Pick out the lines below that contain the string "practical" and copy them all.

Dataset entries

----

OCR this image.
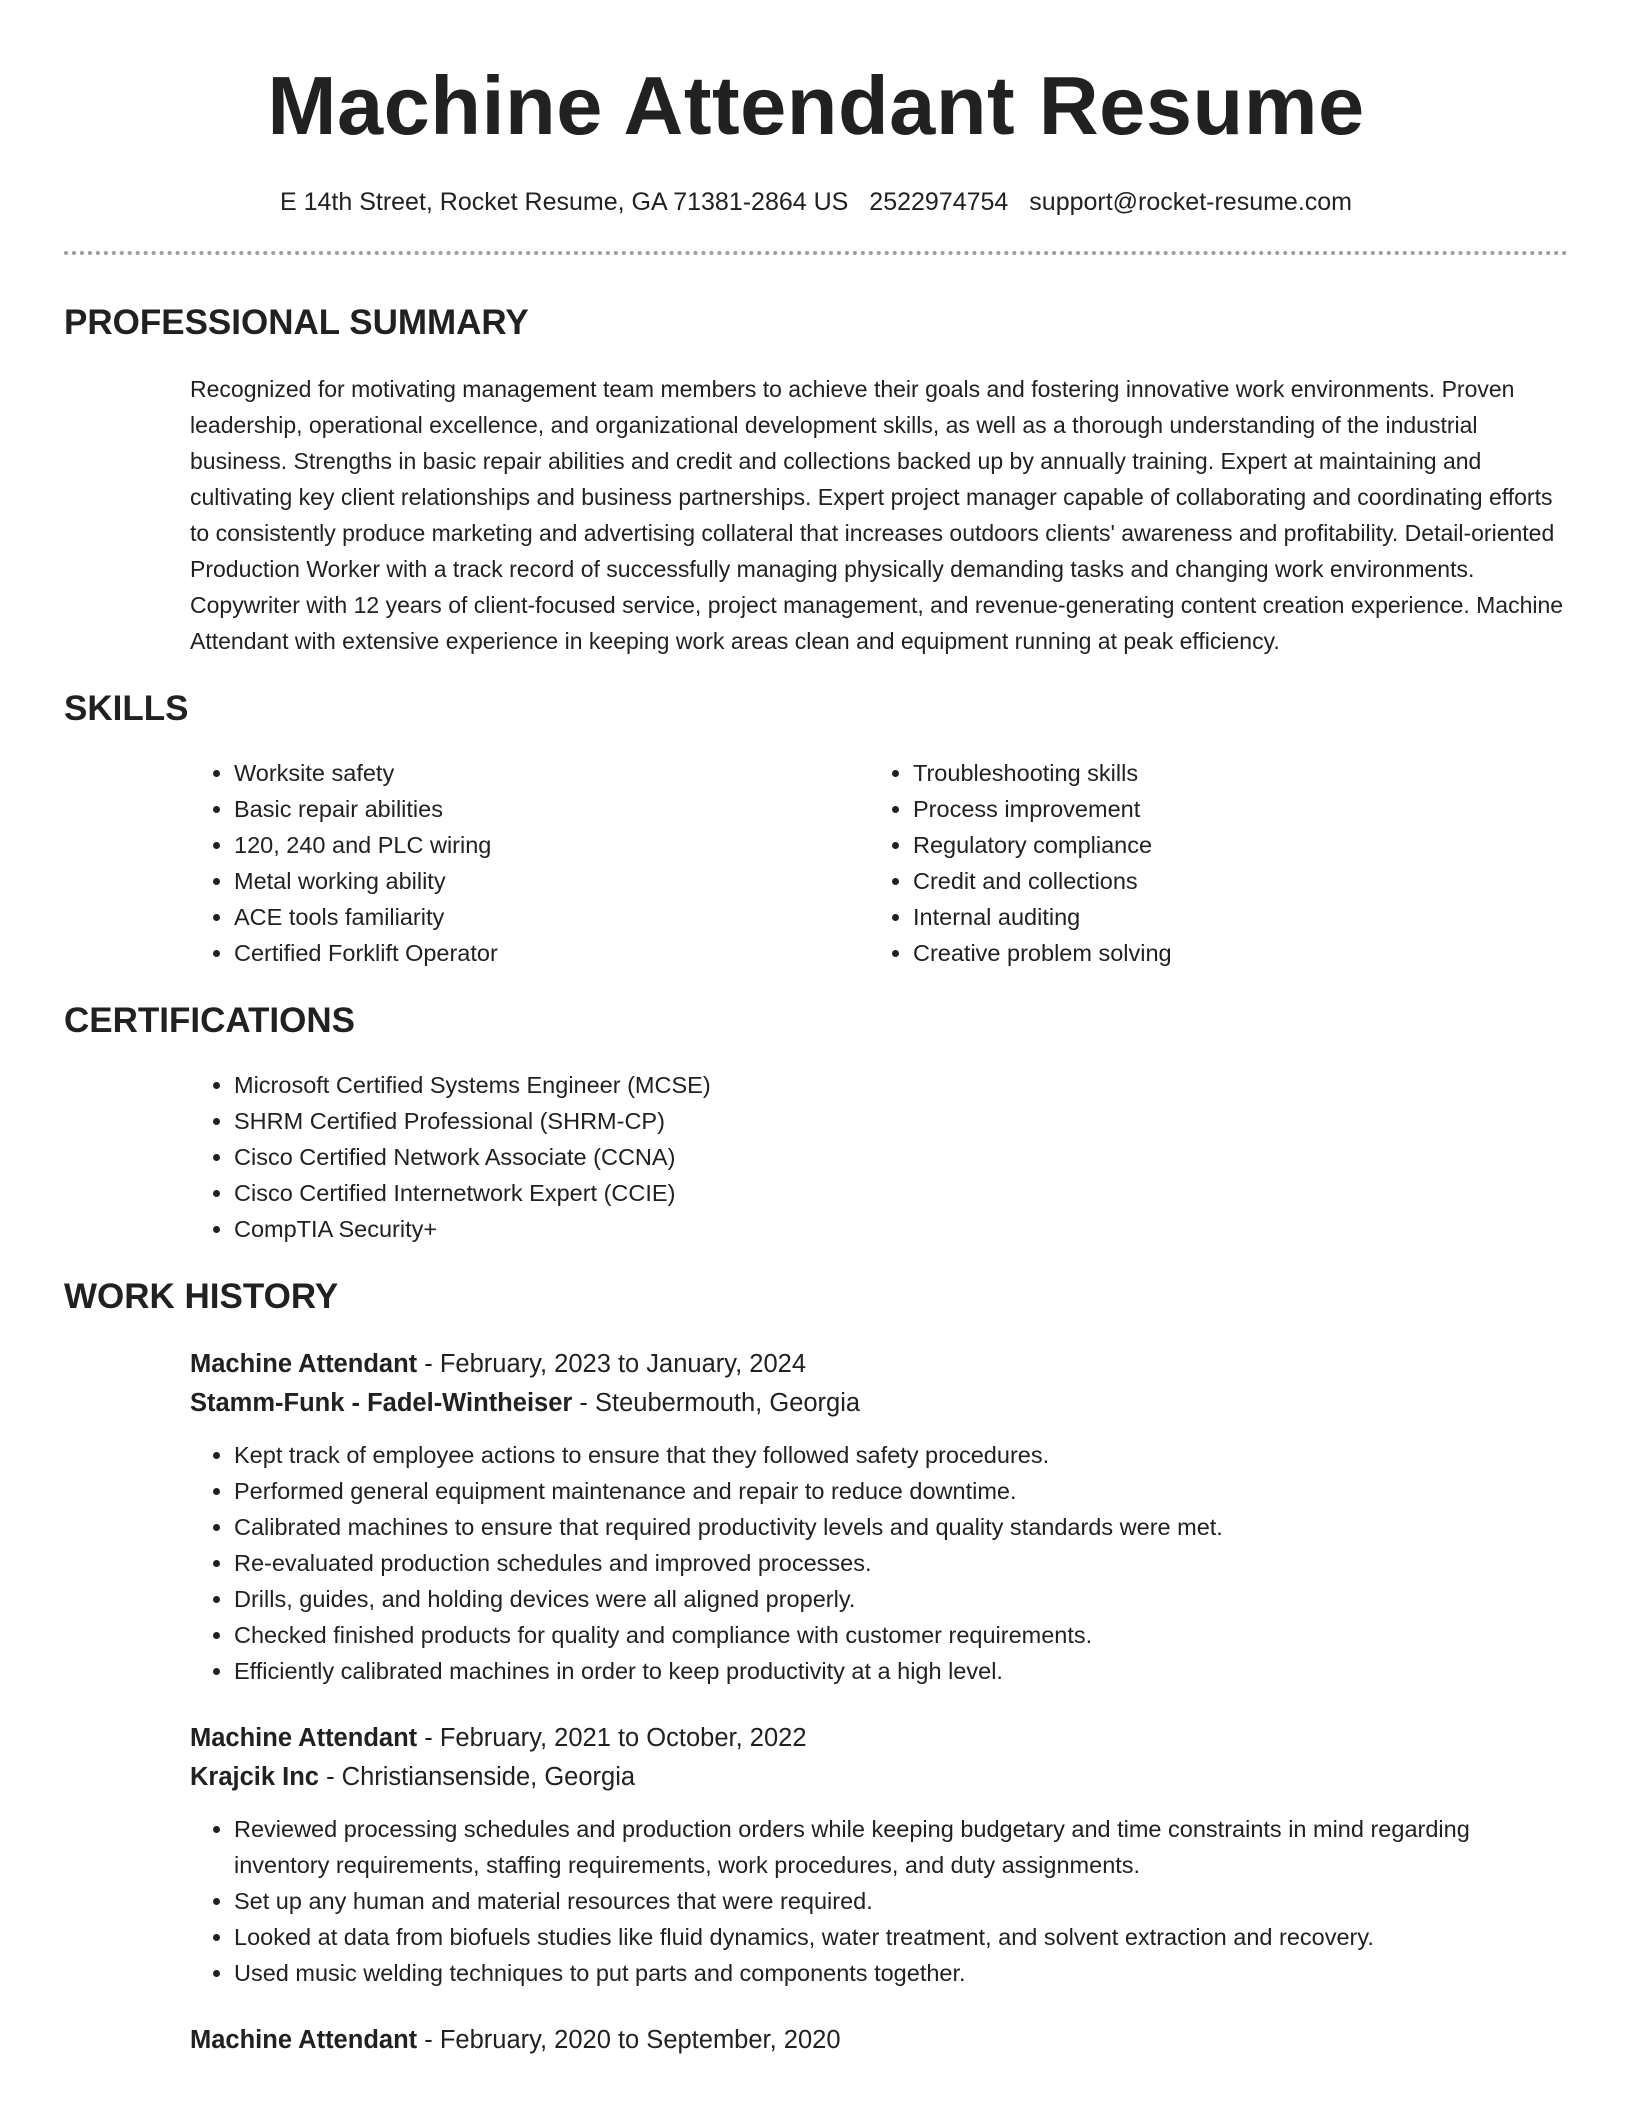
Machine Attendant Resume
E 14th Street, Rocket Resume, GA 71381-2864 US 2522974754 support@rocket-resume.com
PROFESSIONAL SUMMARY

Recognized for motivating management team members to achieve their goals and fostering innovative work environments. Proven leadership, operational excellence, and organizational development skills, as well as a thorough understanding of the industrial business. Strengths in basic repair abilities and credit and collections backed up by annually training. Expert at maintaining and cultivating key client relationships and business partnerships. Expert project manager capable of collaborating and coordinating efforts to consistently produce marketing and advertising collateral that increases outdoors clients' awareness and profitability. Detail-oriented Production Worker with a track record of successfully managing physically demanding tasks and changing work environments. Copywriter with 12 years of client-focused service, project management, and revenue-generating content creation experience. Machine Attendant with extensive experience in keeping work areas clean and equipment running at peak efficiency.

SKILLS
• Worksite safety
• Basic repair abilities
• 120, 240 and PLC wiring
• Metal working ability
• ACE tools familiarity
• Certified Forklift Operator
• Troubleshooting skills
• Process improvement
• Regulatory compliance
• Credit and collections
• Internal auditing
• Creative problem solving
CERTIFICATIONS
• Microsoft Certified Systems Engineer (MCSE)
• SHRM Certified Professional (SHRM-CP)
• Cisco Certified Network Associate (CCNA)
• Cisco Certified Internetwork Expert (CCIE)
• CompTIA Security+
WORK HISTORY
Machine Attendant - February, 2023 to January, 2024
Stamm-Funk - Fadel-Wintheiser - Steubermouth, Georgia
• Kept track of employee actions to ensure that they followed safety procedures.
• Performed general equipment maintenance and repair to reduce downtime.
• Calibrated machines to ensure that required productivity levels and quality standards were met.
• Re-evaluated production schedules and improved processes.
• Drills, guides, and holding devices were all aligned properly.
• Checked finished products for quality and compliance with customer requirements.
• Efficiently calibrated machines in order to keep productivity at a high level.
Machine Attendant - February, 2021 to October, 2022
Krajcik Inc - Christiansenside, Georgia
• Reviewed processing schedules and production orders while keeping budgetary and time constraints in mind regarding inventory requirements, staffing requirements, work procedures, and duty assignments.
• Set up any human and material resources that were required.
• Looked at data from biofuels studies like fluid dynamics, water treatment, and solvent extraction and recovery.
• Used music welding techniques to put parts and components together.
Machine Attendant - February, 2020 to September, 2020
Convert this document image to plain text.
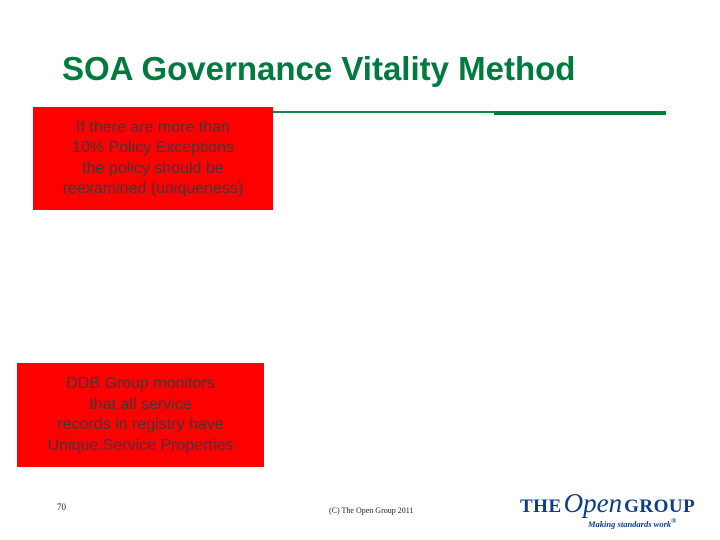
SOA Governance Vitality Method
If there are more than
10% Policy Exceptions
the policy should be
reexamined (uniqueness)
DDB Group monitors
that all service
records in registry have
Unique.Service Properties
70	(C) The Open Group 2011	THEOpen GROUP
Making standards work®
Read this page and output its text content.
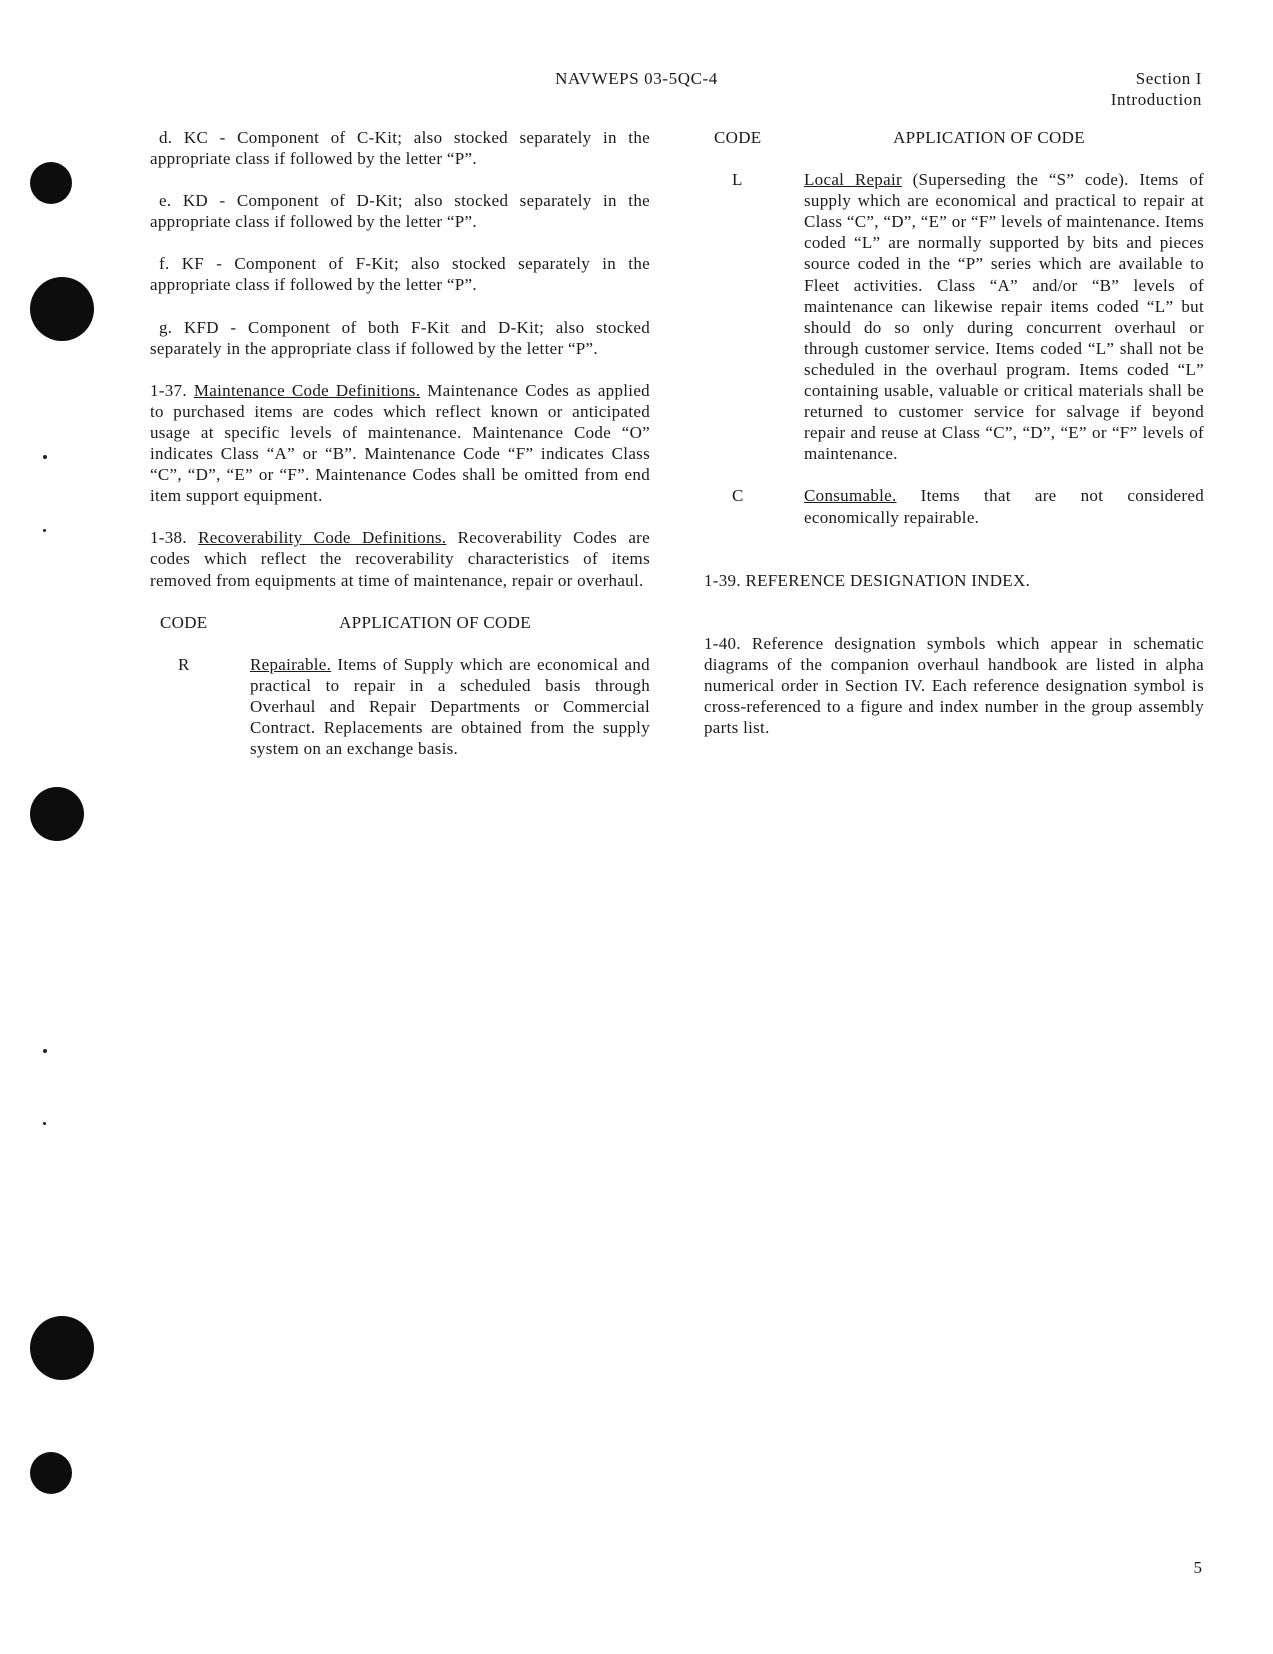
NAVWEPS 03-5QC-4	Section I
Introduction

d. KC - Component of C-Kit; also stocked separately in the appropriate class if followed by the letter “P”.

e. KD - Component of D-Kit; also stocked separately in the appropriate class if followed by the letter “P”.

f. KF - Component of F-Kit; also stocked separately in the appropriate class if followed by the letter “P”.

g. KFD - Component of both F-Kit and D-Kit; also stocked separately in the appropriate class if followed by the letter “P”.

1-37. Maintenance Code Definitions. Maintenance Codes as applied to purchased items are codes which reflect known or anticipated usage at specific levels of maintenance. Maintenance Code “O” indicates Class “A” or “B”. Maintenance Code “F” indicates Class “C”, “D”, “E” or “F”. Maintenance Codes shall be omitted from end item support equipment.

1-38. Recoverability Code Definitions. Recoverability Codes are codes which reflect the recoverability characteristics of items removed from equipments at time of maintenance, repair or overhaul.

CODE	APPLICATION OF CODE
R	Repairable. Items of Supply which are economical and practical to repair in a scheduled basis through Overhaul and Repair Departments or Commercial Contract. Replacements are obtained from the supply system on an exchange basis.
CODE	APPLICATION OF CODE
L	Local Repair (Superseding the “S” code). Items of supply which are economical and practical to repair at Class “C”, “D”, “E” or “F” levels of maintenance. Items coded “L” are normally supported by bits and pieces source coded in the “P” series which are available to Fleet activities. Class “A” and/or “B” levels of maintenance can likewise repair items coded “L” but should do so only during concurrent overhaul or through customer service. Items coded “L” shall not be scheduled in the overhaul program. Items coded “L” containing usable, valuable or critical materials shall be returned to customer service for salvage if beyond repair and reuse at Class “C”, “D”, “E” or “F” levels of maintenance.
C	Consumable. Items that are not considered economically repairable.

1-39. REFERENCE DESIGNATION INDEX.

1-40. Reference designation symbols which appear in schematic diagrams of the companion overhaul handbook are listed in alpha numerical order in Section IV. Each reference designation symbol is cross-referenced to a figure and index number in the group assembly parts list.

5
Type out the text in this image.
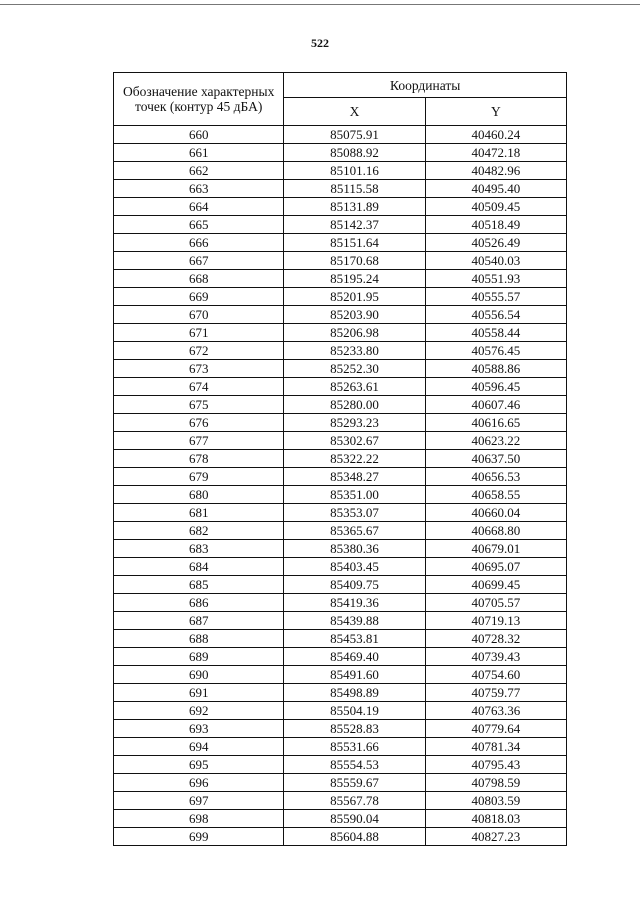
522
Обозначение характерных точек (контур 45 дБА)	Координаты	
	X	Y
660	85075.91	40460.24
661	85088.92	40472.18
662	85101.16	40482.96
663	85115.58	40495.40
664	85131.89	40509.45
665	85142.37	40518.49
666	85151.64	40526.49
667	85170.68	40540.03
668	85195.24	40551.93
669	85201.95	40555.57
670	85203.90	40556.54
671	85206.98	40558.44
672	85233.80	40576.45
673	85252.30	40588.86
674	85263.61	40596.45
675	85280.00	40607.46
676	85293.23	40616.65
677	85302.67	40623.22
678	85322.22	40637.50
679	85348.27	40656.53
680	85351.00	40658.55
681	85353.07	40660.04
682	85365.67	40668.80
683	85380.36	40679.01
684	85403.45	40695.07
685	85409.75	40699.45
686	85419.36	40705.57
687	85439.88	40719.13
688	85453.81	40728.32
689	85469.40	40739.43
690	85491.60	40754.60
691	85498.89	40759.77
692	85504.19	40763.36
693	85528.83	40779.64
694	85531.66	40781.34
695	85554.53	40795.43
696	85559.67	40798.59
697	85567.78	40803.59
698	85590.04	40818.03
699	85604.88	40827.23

----

» **Exercise response**
R	Repairable. Items of Supply which are economical and practical to repair in a scheduled basis through Overhaul and Repair Departments or Commercial Contract. Replacements are obtained from the supply system on an exchange basis.
L	Local Repair (Superseding the “S” code). Items of supply which are economical and practical to repair at Class “C”, “D”, “E” or “F” levels of maintenance. Items coded “L” are normally supported by bits and pieces source coded in the “P” series which are available to Fleet activities. Class “A” and/or “B” levels of maintenance can likewise repair items coded “L” but should do so only during concurrent overhaul or through customer service. Items coded “L” shall not be scheduled in the overhaul program. Items coded “L” containing usable, valuable or critical materials shall be returned to customer service for salvage if beyond repair and reuse at Class “C”, “D”, “E” or “F” levels of maintenance.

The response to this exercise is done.